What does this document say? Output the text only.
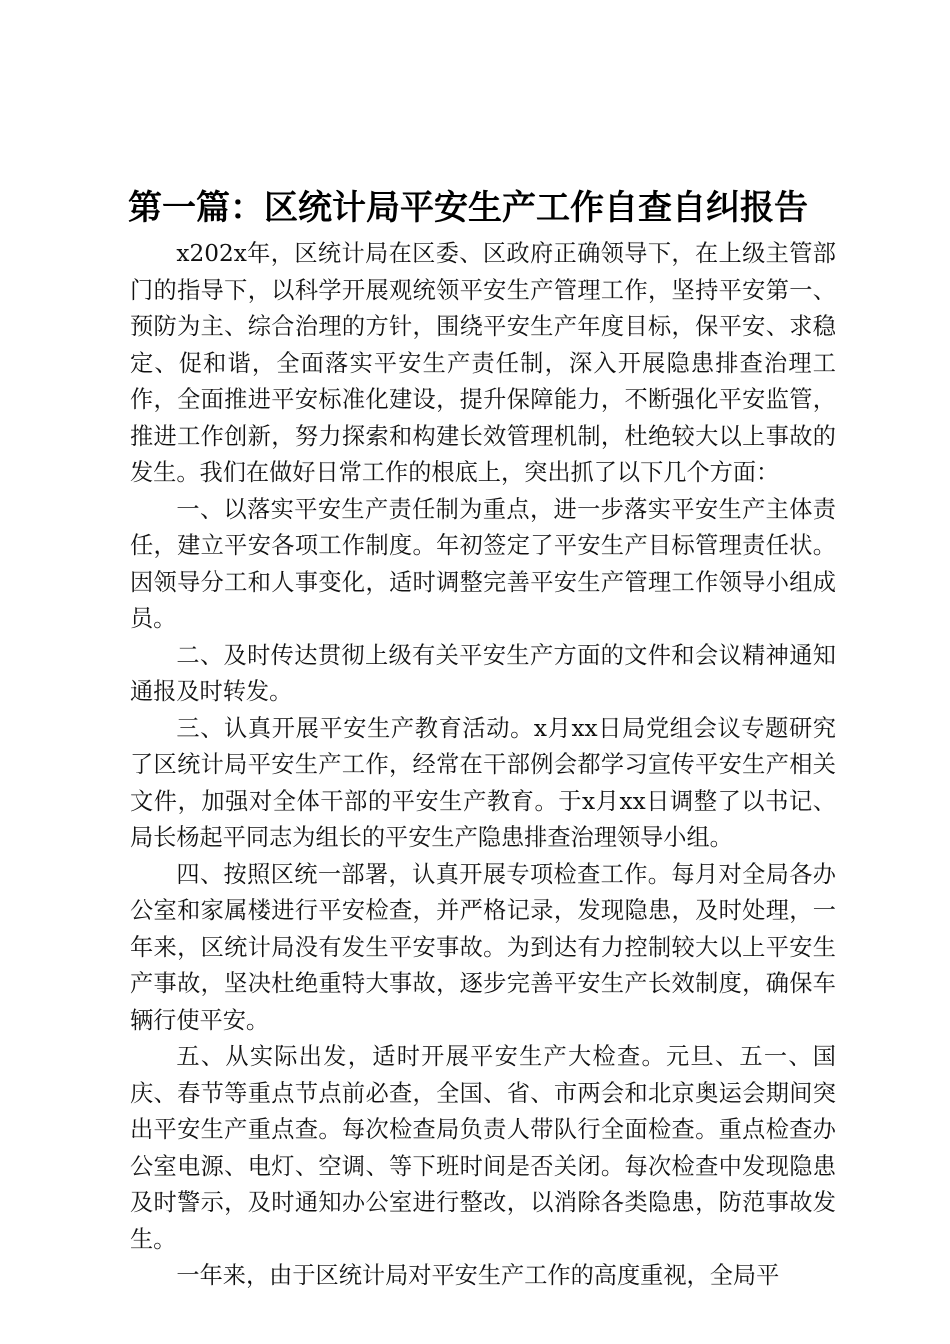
第一篇：区统计局平安生产工作自查自纠报告

x202x年，区统计局在区委、区政府正确领导下，在上级主管部门的指导下，以科学开展观统领平安生产管理工作，坚持平安第一、预防为主、综合治理的方针，围绕平安生产年度目标，保平安、求稳定、促和谐，全面落实平安生产责任制，深入开展隐患排查治理工作，全面推进平安标准化建设，提升保障能力，不断强化平安监管，推进工作创新，努力探索和构建长效管理机制，杜绝较大以上事故的发生。我们在做好日常工作的根底上，突出抓了以下几个方面：

一、以落实平安生产责任制为重点，进一步落实平安生产主体责任，建立平安各项工作制度。年初签定了平安生产目标管理责任状。因领导分工和人事变化，适时调整完善平安生产管理工作领导小组成员。

二、及时传达贯彻上级有关平安生产方面的文件和会议精神通知通报及时转发。

三、认真开展平安生产教育活动。x月xx日局党组会议专题研究了区统计局平安生产工作，经常在干部例会都学习宣传平安生产相关文件，加强对全体干部的平安生产教育。于x月xx日调整了以书记、局长杨起平同志为组长的平安生产隐患排查治理领导小组。

四、按照区统一部署，认真开展专项检查工作。每月对全局各办公室和家属楼进行平安检查，并严格记录，发现隐患，及时处理，一年来，区统计局没有发生平安事故。为到达有力控制较大以上平安生产事故，坚决杜绝重特大事故，逐步完善平安生产长效制度，确保车辆行使平安。

五、从实际出发，适时开展平安生产大检查。元旦、五一、国庆、春节等重点节点前必查，全国、省、市两会和北京奥运会期间突出平安生产重点查。每次检查局负责人带队行全面检查。重点检查办公室电源、电灯、空调、等下班时间是否关闭。每次检查中发现隐患及时警示，及时通知办公室进行整改，以消除各类隐患，防范事故发生。

一年来，由于区统计局对平安生产工作的高度重视，全局平
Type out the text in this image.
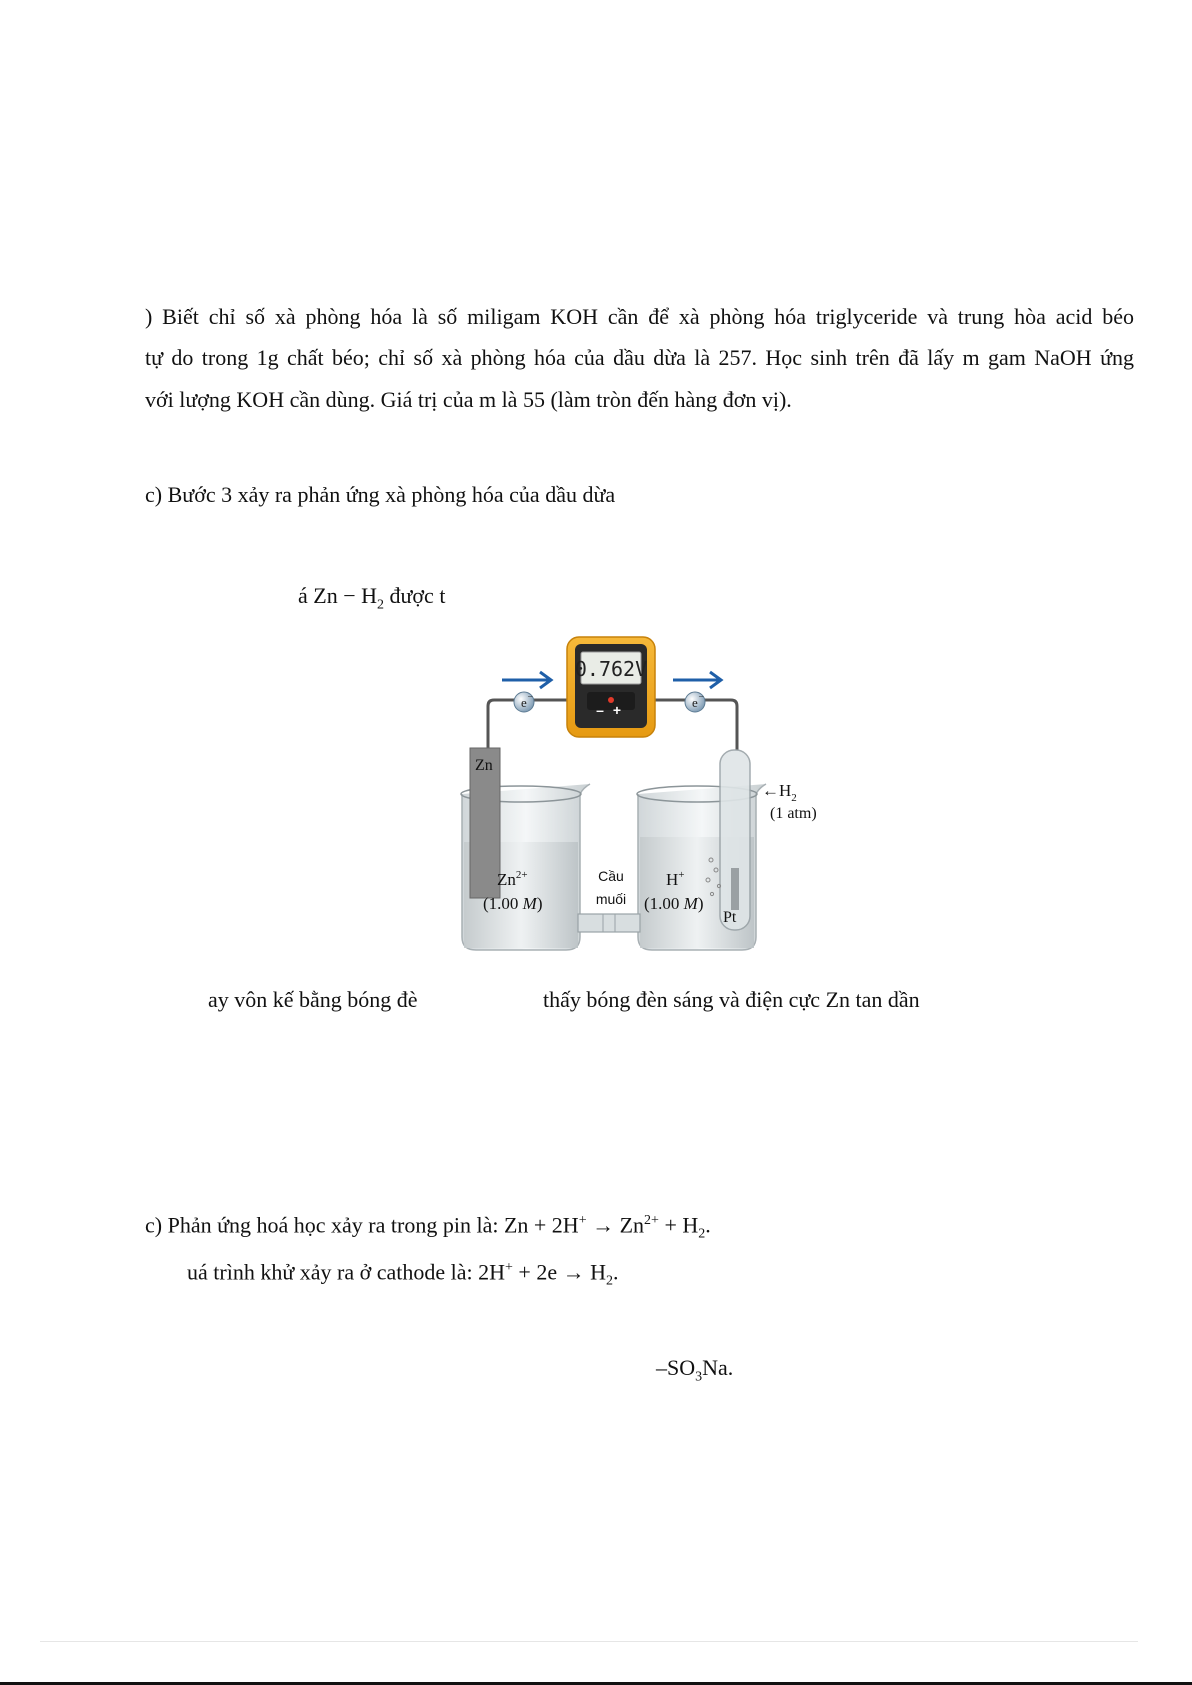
) Biết chỉ số xà phòng hóa là số miligam KOH cần để xà phòng hóa triglyceride và trung hòa acid béo
tự do trong 1g chất béo; chỉ số xà phòng hóa của dầu dừa là 257. Học sinh trên đã lấy m gam NaOH ứng
với lượng KOH cần dùng. Giá trị của m là 55 (làm tròn đến hàng đơn vị).
c) Bước 3 xảy ra phản ứng xà phòng hóa của dầu dừa
á $Zn - H_2$ được t
e –	e –
0.762V
– +
Zn
Pt
$\leftarrow H_2$
(1 atm)
$Zn^{2+}$
(1.00 M)
H+
(1.00 M)
Cầu
muối
ay vôn kế bằng bóng đè	thấy bóng đèn sáng và điện cực Zn tan dần
c) Phản ứng hoá học xảy ra trong pin là: $Zn + 2H^+ \to Zn^{2+} + H_2$.
uá trình khử xảy ra ở cathode là: $2H^+ + 2e \to H_2$.
$-SO_3Na$.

Exercise prompt
Copy the material above in full and exactly, skipping pictures.

Exercise solution
What does this document say? Output the text only.
第一篇：区统计局平安生产工作自查自纠报告

x202x年，区统计局在区委、区政府正确领导下，在上级主管部门的指导下，以科学开展观统领平安生产管理工作，坚持平安第一、预防为主、综合治理的方针，围绕平安生产年度目标，保平安、求稳定、促和谐，全面落实平安生产责任制，深入开展隐患排查治理工作，全面推进平安标准化建设，提升保障能力，不断强化平安监管，推进工作创新，努力探索和构建长效管理机制，杜绝较大以上事故的发生。我们在做好日常工作的根底上，突出抓了以下几个方面：

一、以落实平安生产责任制为重点，进一步落实平安生产主体责任，建立平安各项工作制度。年初签定了平安生产目标管理责任状。因领导分工和人事变化，适时调整完善平安生产管理工作领导小组成员。

二、及时传达贯彻上级有关平安生产方面的文件和会议精神通知通报及时转发。

三、认真开展平安生产教育活动。x月xx日局党组会议专题研究了区统计局平安生产工作，经常在干部例会都学习宣传平安生产相关文件，加强对全体干部的平安生产教育。于x月xx日调整了以书记、局长杨起平同志为组长的平安生产隐患排查治理领导小组。

四、按照区统一部署，认真开展专项检查工作。每月对全局各办公室和家属楼进行平安检查，并严格记录，发现隐患，及时处理，一年来，区统计局没有发生平安事故。为到达有力控制较大以上平安生产事故，坚决杜绝重特大事故，逐步完善平安生产长效制度，确保车辆行使平安。

五、从实际出发，适时开展平安生产大检查。元旦、五一、国庆、春节等重点节点前必查，全国、省、市两会和北京奥运会期间突出平安生产重点查。每次检查局负责人带队行全面检查。重点检查办公室电源、电灯、空调、等下班时间是否关闭。每次检查中发现隐患及时警示，及时通知办公室进行整改，以消除各类隐患，防范事故发生。

一年来，由于区统计局对平安生产工作的高度重视，全局平
Type out the text in this image.
) Biết chỉ số xà phòng hóa là số miligam KOH cần để xà phòng hóa triglyceride và trung hòa acid béo
tự do trong 1g chất béo; chỉ số xà phòng hóa của dầu dừa là 257. Học sinh trên đã lấy m gam NaOH ứng
với lượng KOH cần dùng. Giá trị của m là 55 (làm tròn đến hàng đơn vị).
c) Bước 3 xảy ra phản ứng xà phòng hóa của dầu dừa
á $Zn - H_2$ được t
e –	e –
0.762V
– +
Zn
Pt
$\leftarrow H_2$
(1 atm)
$Zn^{2+}$
(1.00 M)
H+
(1.00 M)
Cầu
muối
ay vôn kế bằng bóng đè	thấy bóng đèn sáng và điện cực Zn tan dần
c) Phản ứng hoá học xảy ra trong pin là: $Zn + 2H^+ \to Zn^{2+} + H_2$.
uá trình khử xảy ra ở cathode là: $2H^+ + 2e \to H_2$.
$-SO_3Na$.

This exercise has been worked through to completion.